Start
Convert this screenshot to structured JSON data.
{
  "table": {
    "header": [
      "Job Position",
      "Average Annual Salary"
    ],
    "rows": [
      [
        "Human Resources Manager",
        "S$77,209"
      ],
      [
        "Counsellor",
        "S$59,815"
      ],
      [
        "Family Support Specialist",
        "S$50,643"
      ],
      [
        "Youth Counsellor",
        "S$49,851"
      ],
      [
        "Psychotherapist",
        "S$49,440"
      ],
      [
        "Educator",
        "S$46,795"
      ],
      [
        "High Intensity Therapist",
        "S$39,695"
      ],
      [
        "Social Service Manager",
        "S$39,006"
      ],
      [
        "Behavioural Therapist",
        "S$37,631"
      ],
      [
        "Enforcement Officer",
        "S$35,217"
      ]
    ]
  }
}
End
> _Task instructions_
Pull out each record as written and restate it exactly.

> _Full response_
Convert this screenshot to structured JSON data.
{
  "table": {
    "header": [
      "Job Position",
      "Average Annual Salary"
    ],
    "rows": [
      [
        "Human Resources Manager",
        "S$77,209"
      ],
      [
        "Counsellor",
        "S$59,815"
      ],
      [
        "Family Support Specialist",
        "S$50,643"
      ],
      [
        "Youth Counsellor",
        "S$49,851"
      ],
      [
        "Psychotherapist",
        "S$49,440"
      ],
      [
        "Educator",
        "S$46,795"
      ],
      [
        "High Intensity Therapist",
        "S$39,695"
      ],
      [
        "Social Service Manager",
        "S$39,006"
      ],
      [
        "Behavioural Therapist",
        "S$37,631"
      ],
      [
        "Enforcement Officer",
        "S$35,217"
      ]
    ]
  }
}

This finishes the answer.